**GOAL:** All of the entries must be reproduced exactly, with no images carried over.

# START OF RAW DATA

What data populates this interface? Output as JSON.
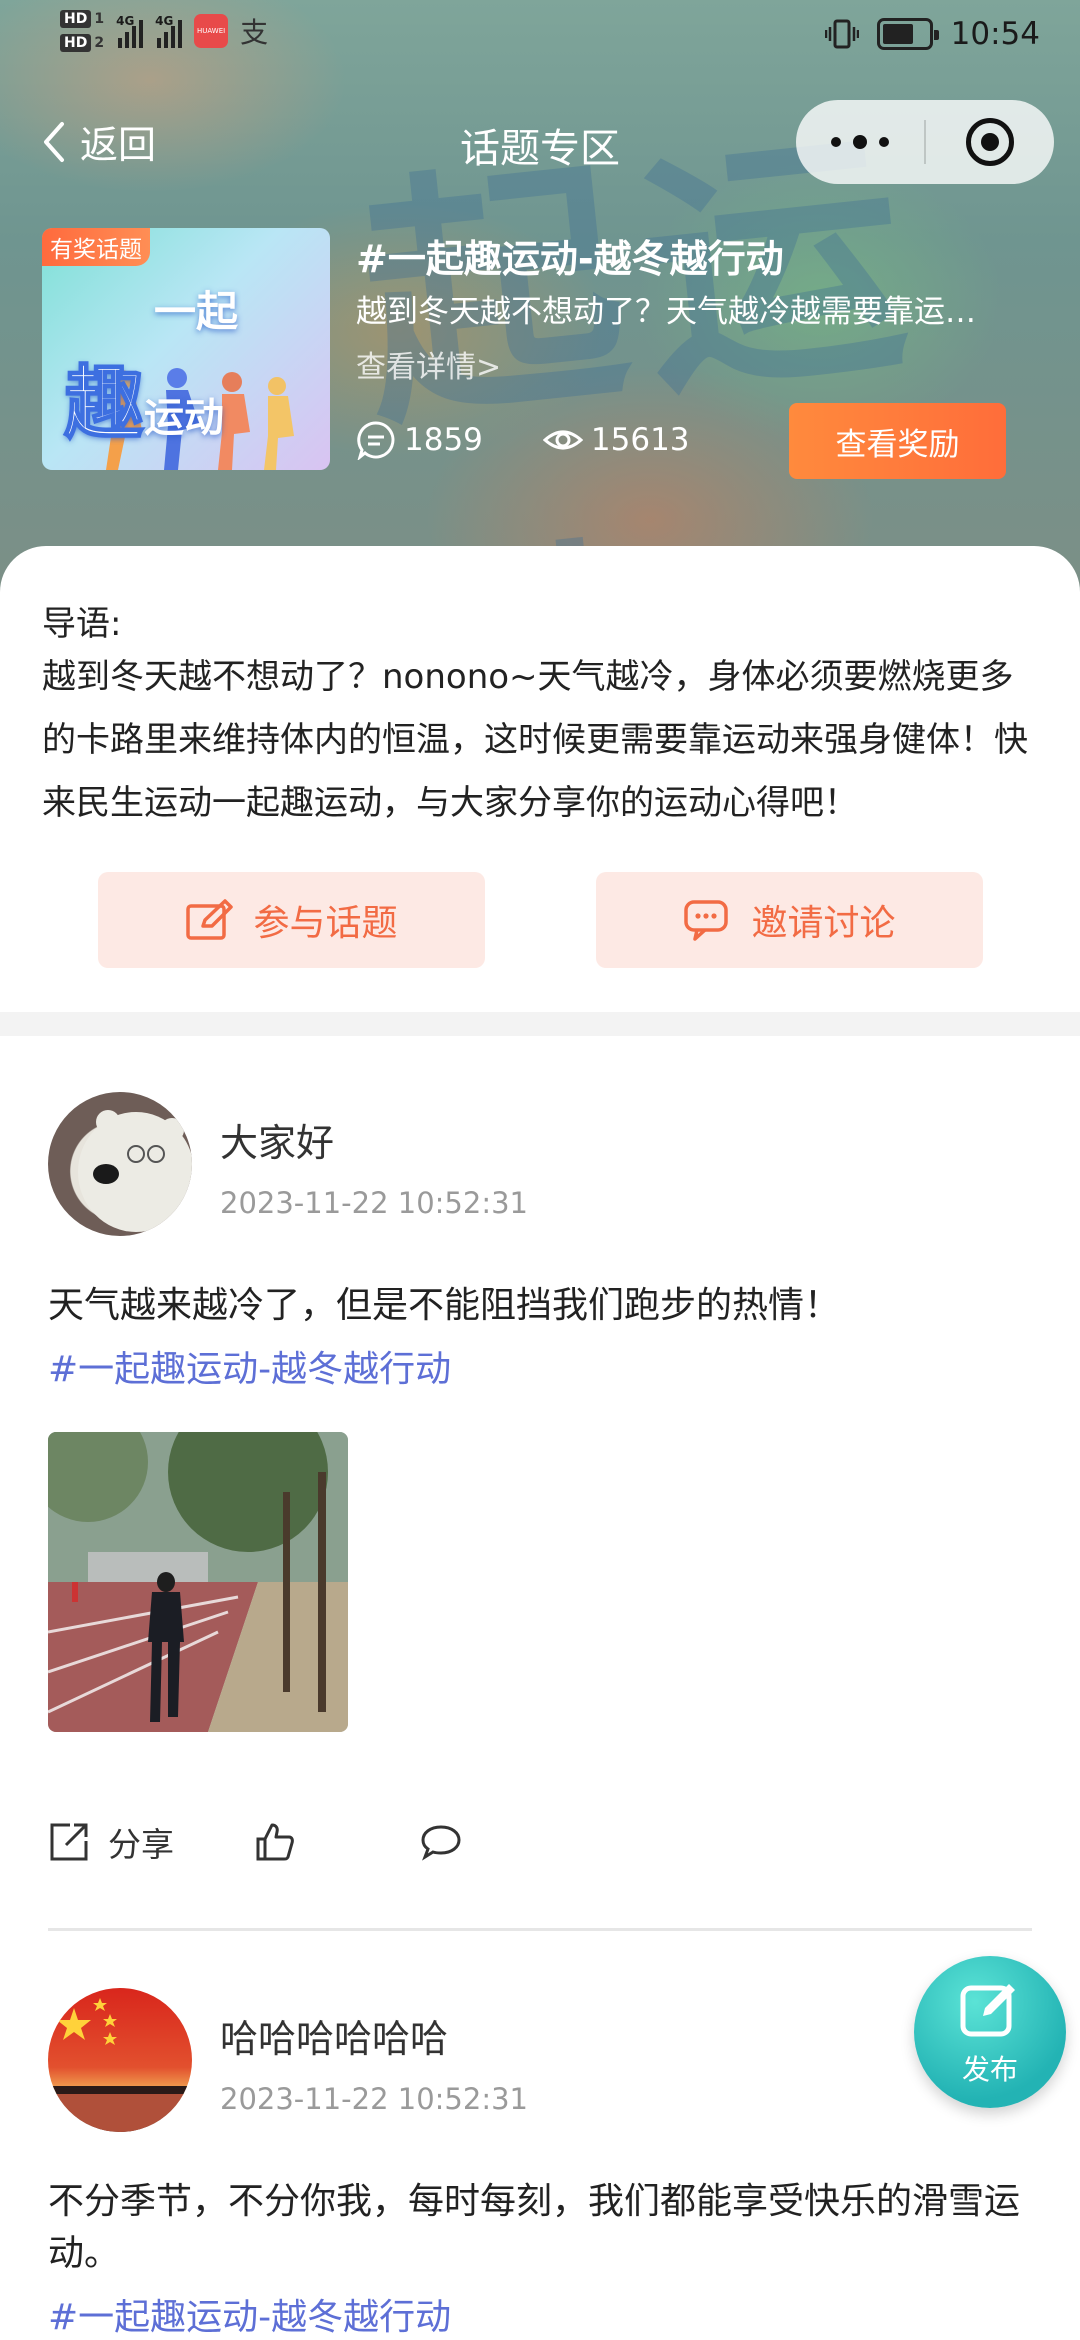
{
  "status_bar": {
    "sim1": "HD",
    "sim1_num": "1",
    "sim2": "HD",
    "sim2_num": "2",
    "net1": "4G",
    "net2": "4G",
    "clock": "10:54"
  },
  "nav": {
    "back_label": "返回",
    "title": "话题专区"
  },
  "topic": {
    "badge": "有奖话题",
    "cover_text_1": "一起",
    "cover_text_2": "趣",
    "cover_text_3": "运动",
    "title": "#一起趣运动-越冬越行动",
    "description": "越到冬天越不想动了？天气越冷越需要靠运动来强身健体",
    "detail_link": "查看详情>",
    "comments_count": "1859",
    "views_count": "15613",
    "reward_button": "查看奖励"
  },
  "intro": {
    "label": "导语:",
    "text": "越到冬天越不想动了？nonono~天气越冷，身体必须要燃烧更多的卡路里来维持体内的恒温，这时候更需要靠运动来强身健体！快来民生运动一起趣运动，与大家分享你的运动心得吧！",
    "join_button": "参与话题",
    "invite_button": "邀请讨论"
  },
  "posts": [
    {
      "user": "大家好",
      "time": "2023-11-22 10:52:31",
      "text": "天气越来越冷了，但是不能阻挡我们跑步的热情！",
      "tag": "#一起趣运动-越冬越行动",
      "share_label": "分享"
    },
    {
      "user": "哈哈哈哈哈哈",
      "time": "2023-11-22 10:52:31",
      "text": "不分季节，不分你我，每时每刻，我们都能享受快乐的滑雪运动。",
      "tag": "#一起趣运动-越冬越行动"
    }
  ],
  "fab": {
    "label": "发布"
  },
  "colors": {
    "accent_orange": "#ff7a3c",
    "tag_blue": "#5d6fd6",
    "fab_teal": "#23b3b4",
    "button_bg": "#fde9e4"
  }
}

# END OF RAW DATA

**TASK RESPONSE:**
What data populates this interface? Output as JSON.
{
  "status_bar": {
    "sim1": "HD",
    "sim1_num": "1",
    "sim2": "HD",
    "sim2_num": "2",
    "net1": "4G",
    "net2": "4G",
    "clock": "10:54"
  },
  "nav": {
    "back_label": "返回",
    "title": "话题专区"
  },
  "topic": {
    "badge": "有奖话题",
    "cover_text_1": "一起",
    "cover_text_2": "趣",
    "cover_text_3": "运动",
    "title": "#一起趣运动-越冬越行动",
    "description": "越到冬天越不想动了？天气越冷越需要靠运动来强身健体",
    "detail_link": "查看详情>",
    "comments_count": "1859",
    "views_count": "15613",
    "reward_button": "查看奖励"
  },
  "intro": {
    "label": "导语:",
    "text": "越到冬天越不想动了？nonono~天气越冷，身体必须要燃烧更多的卡路里来维持体内的恒温，这时候更需要靠运动来强身健体！快来民生运动一起趣运动，与大家分享你的运动心得吧！",
    "join_button": "参与话题",
    "invite_button": "邀请讨论"
  },
  "posts": [
    {
      "user": "大家好",
      "time": "2023-11-22 10:52:31",
      "text": "天气越来越冷了，但是不能阻挡我们跑步的热情！",
      "tag": "#一起趣运动-越冬越行动",
      "share_label": "分享"
    },
    {
      "user": "哈哈哈哈哈哈",
      "time": "2023-11-22 10:52:31",
      "text": "不分季节，不分你我，每时每刻，我们都能享受快乐的滑雪运动。",
      "tag": "#一起趣运动-越冬越行动"
    }
  ],
  "fab": {
    "label": "发布"
  },
  "colors": {
    "accent_orange": "#ff7a3c",
    "tag_blue": "#5d6fd6",
    "fab_teal": "#23b3b4",
    "button_bg": "#fde9e4"
  }
}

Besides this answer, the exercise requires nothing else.